PROBLEM → Each line in the entries below that holds the string "Period" is to be listed.
+-------+
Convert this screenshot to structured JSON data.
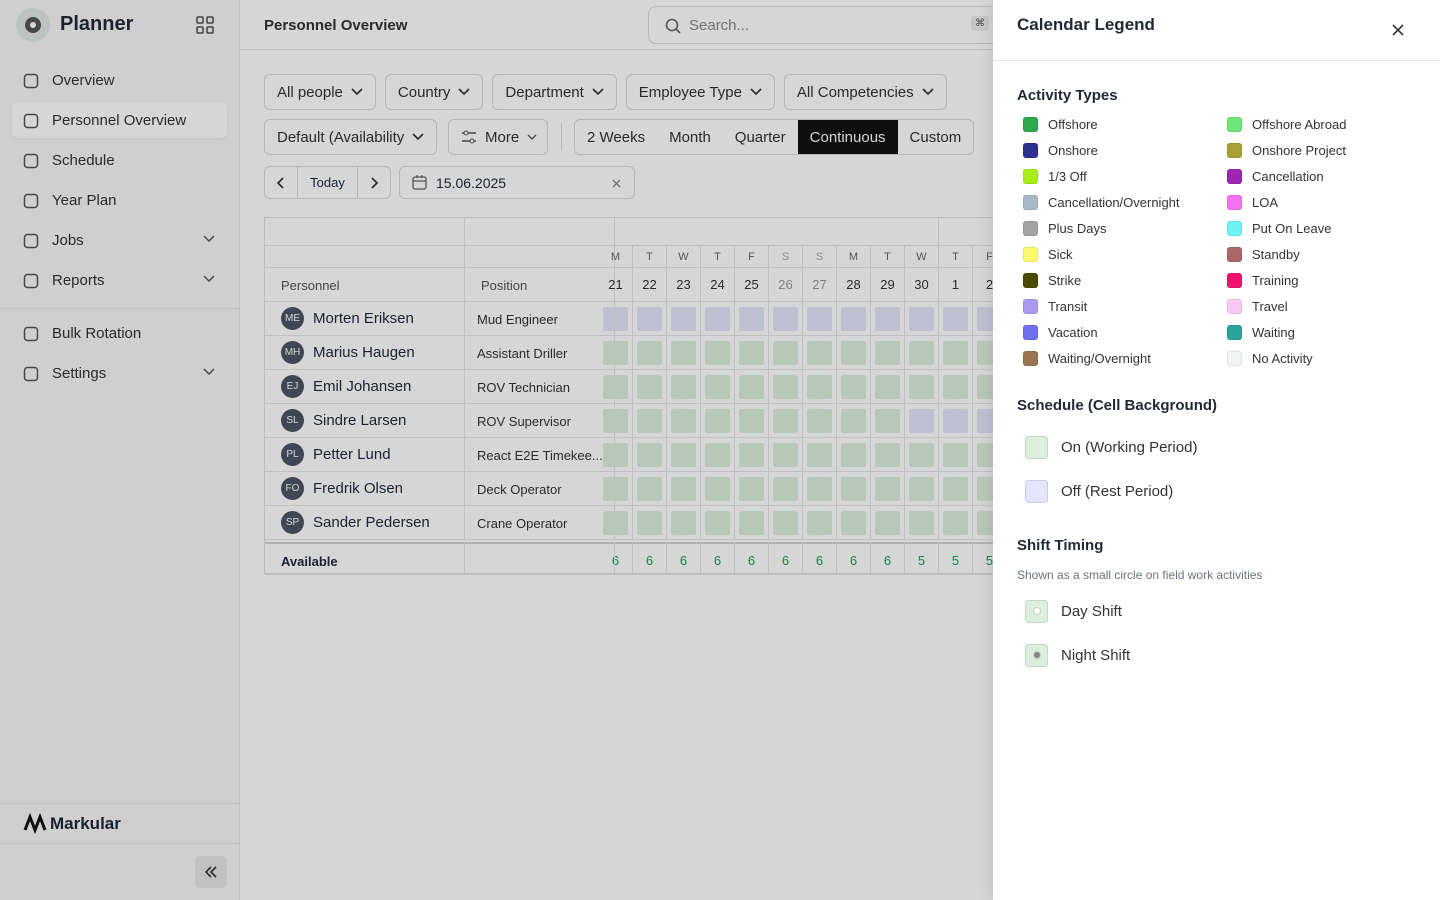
{
  "sidebar": {
    "brand": "Planner",
    "nav_groups": [
      [
        {
          "label": "Overview",
          "chevron": false
        },
        {
          "label": "Personnel Overview",
          "chevron": false,
          "active": true
        },
        {
          "label": "Schedule",
          "chevron": false
        },
        {
          "label": "Year Plan",
          "chevron": false
        },
        {
          "label": "Jobs",
          "chevron": true
        },
        {
          "label": "Reports",
          "chevron": true
        }
      ],
      [
        {
          "label": "Bulk Rotation",
          "chevron": false
        },
        {
          "label": "Settings",
          "chevron": true
        }
      ]
    ],
    "footer_brand": "Markular"
  },
  "header": {
    "title": "Personnel Overview",
    "search_placeholder": "Search...",
    "shortcut": "⌘"
  },
  "filters": [
    "All people",
    "Country",
    "Department",
    "Employee Type",
    "All Competencies"
  ],
  "sort": "Default (Availability",
  "more": "More",
  "views": [
    "2 Weeks",
    "Month",
    "Quarter",
    "Continuous",
    "Custom"
  ],
  "active_view": 3,
  "date_nav": {
    "today": "Today",
    "date": "15.06.2025"
  },
  "table": {
    "headers": [
      "Personnel",
      "Position"
    ],
    "weekdays": [
      "M",
      "T",
      "W",
      "T",
      "F",
      "S",
      "S",
      "M",
      "T",
      "W",
      "T",
      "F"
    ],
    "weekend": [
      false,
      false,
      false,
      false,
      false,
      true,
      true,
      false,
      false,
      false,
      false,
      false
    ],
    "dates": [
      21,
      22,
      23,
      24,
      25,
      26,
      27,
      28,
      29,
      30,
      1,
      2
    ],
    "rows": [
      {
        "initials": "ME",
        "name": "Morten Eriksen",
        "position": "Mud Engineer",
        "cells": [
          "off",
          "off",
          "off",
          "off",
          "off",
          "off",
          "off",
          "off",
          "off",
          "off",
          "off",
          "off"
        ]
      },
      {
        "initials": "MH",
        "name": "Marius Haugen",
        "position": "Assistant Driller",
        "cells": [
          "on",
          "on",
          "on",
          "on",
          "on",
          "on",
          "on",
          "on",
          "on",
          "on",
          "on",
          "on"
        ]
      },
      {
        "initials": "EJ",
        "name": "Emil Johansen",
        "position": "ROV Technician",
        "cells": [
          "on",
          "on",
          "on",
          "on",
          "on",
          "on",
          "on",
          "on",
          "on",
          "on",
          "on",
          "on"
        ]
      },
      {
        "initials": "SL",
        "name": "Sindre Larsen",
        "position": "ROV Supervisor",
        "cells": [
          "on",
          "on",
          "on",
          "on",
          "on",
          "on",
          "on",
          "on",
          "on",
          "off",
          "off",
          "off"
        ]
      },
      {
        "initials": "PL",
        "name": "Petter Lund",
        "position": "React E2E Timekee...",
        "cells": [
          "on",
          "on",
          "on",
          "on",
          "on",
          "on",
          "on",
          "on",
          "on",
          "on",
          "on",
          "on"
        ]
      },
      {
        "initials": "FO",
        "name": "Fredrik Olsen",
        "position": "Deck Operator",
        "cells": [
          "on",
          "on",
          "on",
          "on",
          "on",
          "on",
          "on",
          "on",
          "on",
          "on",
          "on",
          "on"
        ]
      },
      {
        "initials": "SP",
        "name": "Sander Pedersen",
        "position": "Crane Operator",
        "cells": [
          "on",
          "on",
          "on",
          "on",
          "on",
          "on",
          "on",
          "on",
          "on",
          "on",
          "on",
          "on"
        ]
      }
    ],
    "available_label": "Available",
    "available": [
      6,
      6,
      6,
      6,
      6,
      6,
      6,
      6,
      6,
      5,
      5,
      5
    ]
  },
  "legend": {
    "title": "Calendar Legend",
    "activity": {
      "title": "Activity Types",
      "items": [
        {
          "name": "Offshore",
          "color": "#2fa84f"
        },
        {
          "name": "Offshore Abroad",
          "color": "#6ee67a"
        },
        {
          "name": "Onshore",
          "color": "#2e3192"
        },
        {
          "name": "Onshore Project",
          "color": "#a8a032"
        },
        {
          "name": "1/3 Off",
          "color": "#a6ef1a"
        },
        {
          "name": "Cancellation",
          "color": "#9c27b0"
        },
        {
          "name": "Cancellation/Overnight",
          "color": "#a9b8c8"
        },
        {
          "name": "LOA",
          "color": "#f472f0"
        },
        {
          "name": "Plus Days",
          "color": "#a3a3a3"
        },
        {
          "name": "Put On Leave",
          "color": "#6ff2f7"
        },
        {
          "name": "Sick",
          "color": "#fafa70"
        },
        {
          "name": "Standby",
          "color": "#a86868"
        },
        {
          "name": "Strike",
          "color": "#4a4a00"
        },
        {
          "name": "Training",
          "color": "#f0136f"
        },
        {
          "name": "Transit",
          "color": "#a99af0"
        },
        {
          "name": "Travel",
          "color": "#f9c9f5"
        },
        {
          "name": "Vacation",
          "color": "#6f6ff0"
        },
        {
          "name": "Waiting",
          "color": "#2aa39d"
        },
        {
          "name": "Waiting/Overnight",
          "color": "#9c7450"
        },
        {
          "name": "No Activity",
          "color": "#f3f4f6"
        }
      ]
    },
    "schedule": {
      "title": "Schedule (Cell Background)",
      "items": [
        {
          "name": "On (Working Period)",
          "color": "#dcefdc",
          "key": "on"
        },
        {
          "name": "Off (Rest Period)",
          "color": "#e4e4fb",
          "key": "off"
        }
      ]
    },
    "shift": {
      "title": "Shift Timing",
      "subtitle": "Shown as a small circle on field work activities",
      "items": [
        {
          "name": "Day Shift",
          "dot": "#ffffff"
        },
        {
          "name": "Night Shift",
          "dot": "#888888"
        }
      ]
    }
  }
}
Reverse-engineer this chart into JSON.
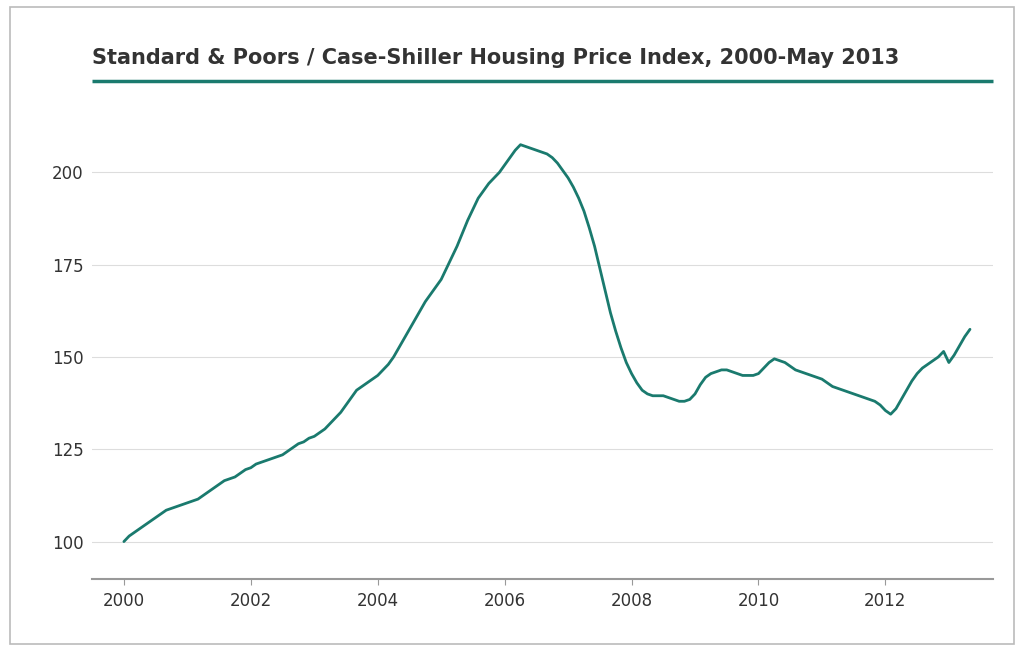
+-------+
ANSWER BELOW →
          "name": "On (Working Period)",
          "name": "Off (Rest Period)",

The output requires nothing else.